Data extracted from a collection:
▼

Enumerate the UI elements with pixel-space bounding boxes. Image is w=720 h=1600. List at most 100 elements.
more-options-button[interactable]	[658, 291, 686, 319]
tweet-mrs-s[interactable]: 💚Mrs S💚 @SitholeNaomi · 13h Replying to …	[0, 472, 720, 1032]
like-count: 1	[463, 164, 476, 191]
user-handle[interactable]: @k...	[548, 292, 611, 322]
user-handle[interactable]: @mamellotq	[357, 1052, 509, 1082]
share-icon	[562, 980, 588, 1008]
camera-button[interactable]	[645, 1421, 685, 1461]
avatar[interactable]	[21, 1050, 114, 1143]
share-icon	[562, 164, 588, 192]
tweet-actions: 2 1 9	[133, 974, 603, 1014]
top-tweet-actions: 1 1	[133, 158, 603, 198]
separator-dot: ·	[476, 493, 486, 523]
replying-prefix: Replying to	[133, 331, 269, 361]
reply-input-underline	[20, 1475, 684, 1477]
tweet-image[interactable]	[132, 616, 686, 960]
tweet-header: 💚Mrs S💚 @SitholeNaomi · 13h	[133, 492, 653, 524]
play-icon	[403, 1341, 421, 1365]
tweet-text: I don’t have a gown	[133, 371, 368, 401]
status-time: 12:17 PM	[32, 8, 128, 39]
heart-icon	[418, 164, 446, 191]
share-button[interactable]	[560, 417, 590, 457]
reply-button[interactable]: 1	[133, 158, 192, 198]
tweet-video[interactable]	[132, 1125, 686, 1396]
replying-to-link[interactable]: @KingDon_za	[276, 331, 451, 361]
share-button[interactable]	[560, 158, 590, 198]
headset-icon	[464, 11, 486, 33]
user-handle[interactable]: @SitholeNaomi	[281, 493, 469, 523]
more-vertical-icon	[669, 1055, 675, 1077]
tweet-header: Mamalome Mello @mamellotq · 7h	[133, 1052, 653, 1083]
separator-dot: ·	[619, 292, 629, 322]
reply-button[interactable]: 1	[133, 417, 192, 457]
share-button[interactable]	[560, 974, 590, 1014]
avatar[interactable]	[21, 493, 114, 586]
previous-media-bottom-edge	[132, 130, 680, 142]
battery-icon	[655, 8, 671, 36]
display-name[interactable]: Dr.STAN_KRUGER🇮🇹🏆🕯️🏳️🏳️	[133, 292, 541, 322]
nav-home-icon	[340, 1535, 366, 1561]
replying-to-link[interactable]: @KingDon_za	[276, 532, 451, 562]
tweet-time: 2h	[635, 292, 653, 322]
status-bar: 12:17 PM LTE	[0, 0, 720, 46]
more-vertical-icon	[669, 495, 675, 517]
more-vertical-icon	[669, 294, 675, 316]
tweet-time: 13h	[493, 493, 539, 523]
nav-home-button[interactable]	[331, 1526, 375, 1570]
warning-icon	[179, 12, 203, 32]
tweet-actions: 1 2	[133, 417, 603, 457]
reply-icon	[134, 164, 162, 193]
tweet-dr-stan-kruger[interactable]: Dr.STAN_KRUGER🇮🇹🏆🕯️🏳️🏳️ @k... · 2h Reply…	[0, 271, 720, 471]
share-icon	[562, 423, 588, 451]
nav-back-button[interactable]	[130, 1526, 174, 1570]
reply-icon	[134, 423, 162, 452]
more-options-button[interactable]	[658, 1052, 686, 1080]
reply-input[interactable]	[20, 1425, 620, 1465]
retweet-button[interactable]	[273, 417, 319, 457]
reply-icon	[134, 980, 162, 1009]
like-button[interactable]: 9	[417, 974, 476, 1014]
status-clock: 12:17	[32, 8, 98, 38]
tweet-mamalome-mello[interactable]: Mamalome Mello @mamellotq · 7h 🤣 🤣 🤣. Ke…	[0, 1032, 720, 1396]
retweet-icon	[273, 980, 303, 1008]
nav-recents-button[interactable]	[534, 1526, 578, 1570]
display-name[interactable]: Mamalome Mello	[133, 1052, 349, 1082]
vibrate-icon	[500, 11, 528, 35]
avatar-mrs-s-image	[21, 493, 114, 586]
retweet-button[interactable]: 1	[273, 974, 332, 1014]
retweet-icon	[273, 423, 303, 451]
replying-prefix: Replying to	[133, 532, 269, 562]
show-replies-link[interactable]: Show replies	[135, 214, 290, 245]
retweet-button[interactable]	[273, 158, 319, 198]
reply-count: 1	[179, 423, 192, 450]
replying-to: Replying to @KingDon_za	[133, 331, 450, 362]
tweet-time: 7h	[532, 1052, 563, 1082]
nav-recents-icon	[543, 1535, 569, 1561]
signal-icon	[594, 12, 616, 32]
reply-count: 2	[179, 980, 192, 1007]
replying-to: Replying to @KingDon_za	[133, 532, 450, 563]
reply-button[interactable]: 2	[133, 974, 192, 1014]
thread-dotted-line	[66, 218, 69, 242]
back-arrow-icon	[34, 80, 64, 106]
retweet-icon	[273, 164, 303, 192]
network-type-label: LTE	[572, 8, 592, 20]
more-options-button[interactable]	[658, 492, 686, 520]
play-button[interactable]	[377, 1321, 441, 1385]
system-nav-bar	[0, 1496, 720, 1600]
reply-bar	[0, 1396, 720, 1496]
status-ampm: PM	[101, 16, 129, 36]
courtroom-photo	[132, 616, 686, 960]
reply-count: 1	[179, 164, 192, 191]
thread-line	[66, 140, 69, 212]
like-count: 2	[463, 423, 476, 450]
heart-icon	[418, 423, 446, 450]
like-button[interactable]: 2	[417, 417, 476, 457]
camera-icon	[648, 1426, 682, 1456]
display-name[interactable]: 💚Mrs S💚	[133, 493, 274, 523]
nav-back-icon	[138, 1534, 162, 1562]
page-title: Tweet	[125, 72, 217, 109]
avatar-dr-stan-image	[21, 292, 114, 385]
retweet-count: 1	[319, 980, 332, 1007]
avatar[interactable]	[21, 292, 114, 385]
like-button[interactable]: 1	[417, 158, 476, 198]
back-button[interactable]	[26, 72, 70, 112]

▲

▸ **GOAL**
Please edit the records above by changing every "share-button" to "forward-button", leaving all other text as it is.

▸ **RESPONSE TO THE TASK**
Enumerate the UI elements with pixel-space bounding boxes. Image is w=720 h=1600. List at most 100 elements.
more-options-button[interactable]	[658, 291, 686, 319]
tweet-mrs-s[interactable]: 💚Mrs S💚 @SitholeNaomi · 13h Replying to …	[0, 472, 720, 1032]
like-count: 1	[463, 164, 476, 191]
user-handle[interactable]: @k...	[548, 292, 611, 322]
user-handle[interactable]: @mamellotq	[357, 1052, 509, 1082]
share-icon	[562, 980, 588, 1008]
camera-button[interactable]	[645, 1421, 685, 1461]
avatar[interactable]	[21, 1050, 114, 1143]
share-icon	[562, 164, 588, 192]
tweet-actions: 2 1 9	[133, 974, 603, 1014]
top-tweet-actions: 1 1	[133, 158, 603, 198]
separator-dot: ·	[476, 493, 486, 523]
replying-prefix: Replying to	[133, 331, 269, 361]
reply-input-underline	[20, 1475, 684, 1477]
tweet-image[interactable]	[132, 616, 686, 960]
tweet-header: 💚Mrs S💚 @SitholeNaomi · 13h	[133, 492, 653, 524]
play-icon	[403, 1341, 421, 1365]
tweet-text: I don’t have a gown	[133, 371, 368, 401]
status-time: 12:17 PM	[32, 8, 128, 39]
heart-icon	[418, 164, 446, 191]
forward-button[interactable]	[560, 417, 590, 457]
reply-button[interactable]: 1	[133, 158, 192, 198]
tweet-video[interactable]	[132, 1125, 686, 1396]
replying-to-link[interactable]: @KingDon_za	[276, 331, 451, 361]
forward-button[interactable]	[560, 158, 590, 198]
headset-icon	[464, 11, 486, 33]
user-handle[interactable]: @SitholeNaomi	[281, 493, 469, 523]
more-vertical-icon	[669, 1055, 675, 1077]
tweet-header: Mamalome Mello @mamellotq · 7h	[133, 1052, 653, 1083]
separator-dot: ·	[619, 292, 629, 322]
reply-button[interactable]: 1	[133, 417, 192, 457]
forward-button[interactable]	[560, 974, 590, 1014]
avatar[interactable]	[21, 493, 114, 586]
previous-media-bottom-edge	[132, 130, 680, 142]
battery-icon	[655, 8, 671, 36]
display-name[interactable]: Dr.STAN_KRUGER🇮🇹🏆🕯️🏳️🏳️	[133, 292, 541, 322]
nav-home-icon	[340, 1535, 366, 1561]
replying-to-link[interactable]: @KingDon_za	[276, 532, 451, 562]
tweet-time: 2h	[635, 292, 653, 322]
status-bar: 12:17 PM LTE	[0, 0, 720, 46]
more-vertical-icon	[669, 495, 675, 517]
more-vertical-icon	[669, 294, 675, 316]
tweet-time: 13h	[493, 493, 539, 523]
nav-home-button[interactable]	[331, 1526, 375, 1570]
warning-icon	[179, 12, 203, 32]
tweet-actions: 1 2	[133, 417, 603, 457]
reply-icon	[134, 164, 162, 193]
tweet-dr-stan-kruger[interactable]: Dr.STAN_KRUGER🇮🇹🏆🕯️🏳️🏳️ @k... · 2h Reply…	[0, 271, 720, 471]
share-icon	[562, 423, 588, 451]
nav-back-button[interactable]	[130, 1526, 174, 1570]
reply-icon	[134, 423, 162, 452]
more-options-button[interactable]	[658, 1052, 686, 1080]
reply-input[interactable]	[20, 1425, 620, 1465]
retweet-button[interactable]	[273, 417, 319, 457]
reply-icon	[134, 980, 162, 1009]
like-button[interactable]: 9	[417, 974, 476, 1014]
status-clock: 12:17	[32, 8, 98, 38]
tweet-mamalome-mello[interactable]: Mamalome Mello @mamellotq · 7h 🤣 🤣 🤣. Ke…	[0, 1032, 720, 1396]
retweet-icon	[273, 980, 303, 1008]
nav-recents-button[interactable]	[534, 1526, 578, 1570]
display-name[interactable]: Mamalome Mello	[133, 1052, 349, 1082]
vibrate-icon	[500, 11, 528, 35]
avatar-mrs-s-image	[21, 493, 114, 586]
retweet-button[interactable]: 1	[273, 974, 332, 1014]
retweet-icon	[273, 423, 303, 451]
replying-prefix: Replying to	[133, 532, 269, 562]
show-replies-link[interactable]: Show replies	[135, 214, 290, 245]
retweet-button[interactable]	[273, 158, 319, 198]
reply-count: 1	[179, 423, 192, 450]
replying-to: Replying to @KingDon_za	[133, 331, 450, 362]
tweet-time: 7h	[532, 1052, 563, 1082]
nav-recents-icon	[543, 1535, 569, 1561]
signal-icon	[594, 12, 616, 32]
reply-count: 2	[179, 980, 192, 1007]
replying-to: Replying to @KingDon_za	[133, 532, 450, 563]
reply-button[interactable]: 2	[133, 974, 192, 1014]
thread-dotted-line	[66, 218, 69, 242]
back-arrow-icon	[34, 80, 64, 106]
retweet-icon	[273, 164, 303, 192]
network-type-label: LTE	[572, 8, 592, 20]
more-options-button[interactable]	[658, 492, 686, 520]
play-button[interactable]	[377, 1321, 441, 1385]
system-nav-bar	[0, 1496, 720, 1600]
reply-bar	[0, 1396, 720, 1496]
status-ampm: PM	[101, 16, 129, 36]
courtroom-photo	[132, 616, 686, 960]
reply-count: 1	[179, 164, 192, 191]
thread-line	[66, 140, 69, 212]
like-count: 2	[463, 423, 476, 450]
heart-icon	[418, 423, 446, 450]
like-button[interactable]: 2	[417, 417, 476, 457]
camera-icon	[648, 1426, 682, 1456]
display-name[interactable]: 💚Mrs S💚	[133, 493, 274, 523]
nav-back-icon	[138, 1534, 162, 1562]
page-title: Tweet	[125, 72, 217, 109]
avatar-dr-stan-image	[21, 292, 114, 385]
retweet-count: 1	[319, 980, 332, 1007]
avatar[interactable]	[21, 292, 114, 385]
like-button[interactable]: 1	[417, 158, 476, 198]
back-button[interactable]	[26, 72, 70, 112]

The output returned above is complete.